→ **Exercise goal**:
Give the number of lines containing "sublabel" in this listing, with no other words.

(Records that describe figures)
• • • • •

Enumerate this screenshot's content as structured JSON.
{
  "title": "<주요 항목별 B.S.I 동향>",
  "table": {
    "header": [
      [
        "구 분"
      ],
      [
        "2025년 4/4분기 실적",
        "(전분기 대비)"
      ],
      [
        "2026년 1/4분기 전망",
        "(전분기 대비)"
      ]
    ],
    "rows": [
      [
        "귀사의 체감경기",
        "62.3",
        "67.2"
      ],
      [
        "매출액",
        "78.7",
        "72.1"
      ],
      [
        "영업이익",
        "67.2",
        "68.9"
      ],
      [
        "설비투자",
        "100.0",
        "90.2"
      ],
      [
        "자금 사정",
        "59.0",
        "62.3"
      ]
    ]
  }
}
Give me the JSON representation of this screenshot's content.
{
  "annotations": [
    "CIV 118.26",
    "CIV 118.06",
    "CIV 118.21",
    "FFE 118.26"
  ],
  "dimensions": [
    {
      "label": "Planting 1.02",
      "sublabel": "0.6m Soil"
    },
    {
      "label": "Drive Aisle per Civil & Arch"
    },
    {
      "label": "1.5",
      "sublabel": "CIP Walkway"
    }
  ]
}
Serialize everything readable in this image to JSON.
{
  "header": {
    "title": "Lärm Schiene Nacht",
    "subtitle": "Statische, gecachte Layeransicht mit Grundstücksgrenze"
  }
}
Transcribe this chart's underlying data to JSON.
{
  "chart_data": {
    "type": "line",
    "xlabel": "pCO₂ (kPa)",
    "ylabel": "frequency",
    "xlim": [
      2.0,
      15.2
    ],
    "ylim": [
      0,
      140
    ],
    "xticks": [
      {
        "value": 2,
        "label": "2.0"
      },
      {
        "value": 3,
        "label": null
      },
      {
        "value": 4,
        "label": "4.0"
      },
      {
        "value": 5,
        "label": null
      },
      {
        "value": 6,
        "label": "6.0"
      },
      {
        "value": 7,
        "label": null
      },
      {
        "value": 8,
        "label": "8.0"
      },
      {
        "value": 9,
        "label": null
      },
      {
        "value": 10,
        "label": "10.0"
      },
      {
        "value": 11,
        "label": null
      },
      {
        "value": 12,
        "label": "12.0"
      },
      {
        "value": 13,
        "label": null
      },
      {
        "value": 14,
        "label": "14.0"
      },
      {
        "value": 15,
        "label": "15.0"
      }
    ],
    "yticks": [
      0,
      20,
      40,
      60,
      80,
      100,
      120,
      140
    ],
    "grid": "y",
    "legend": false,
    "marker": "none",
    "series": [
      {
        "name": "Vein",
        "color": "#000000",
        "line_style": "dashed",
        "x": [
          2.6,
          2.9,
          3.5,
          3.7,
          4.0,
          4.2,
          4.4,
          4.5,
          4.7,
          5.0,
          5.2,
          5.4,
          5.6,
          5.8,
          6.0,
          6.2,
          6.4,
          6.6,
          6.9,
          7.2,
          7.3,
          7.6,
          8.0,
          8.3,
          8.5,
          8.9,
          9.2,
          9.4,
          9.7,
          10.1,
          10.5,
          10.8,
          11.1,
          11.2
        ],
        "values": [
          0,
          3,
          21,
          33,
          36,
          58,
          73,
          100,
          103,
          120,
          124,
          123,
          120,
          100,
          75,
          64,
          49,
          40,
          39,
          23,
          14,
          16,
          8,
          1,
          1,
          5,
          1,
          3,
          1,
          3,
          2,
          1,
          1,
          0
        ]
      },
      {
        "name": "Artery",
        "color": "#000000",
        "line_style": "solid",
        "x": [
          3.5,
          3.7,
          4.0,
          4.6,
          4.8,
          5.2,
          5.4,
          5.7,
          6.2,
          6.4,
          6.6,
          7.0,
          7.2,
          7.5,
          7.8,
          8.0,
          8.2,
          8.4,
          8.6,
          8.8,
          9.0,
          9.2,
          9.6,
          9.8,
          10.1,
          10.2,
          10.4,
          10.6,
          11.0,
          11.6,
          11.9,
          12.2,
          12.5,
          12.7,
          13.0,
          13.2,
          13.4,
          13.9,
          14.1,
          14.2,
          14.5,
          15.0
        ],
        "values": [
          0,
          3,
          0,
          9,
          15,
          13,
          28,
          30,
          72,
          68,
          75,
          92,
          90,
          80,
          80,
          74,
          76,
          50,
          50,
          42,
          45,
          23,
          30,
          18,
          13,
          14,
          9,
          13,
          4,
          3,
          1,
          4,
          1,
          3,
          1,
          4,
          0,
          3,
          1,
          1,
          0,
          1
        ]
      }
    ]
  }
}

• • • • •

→ **Problem solution**:
2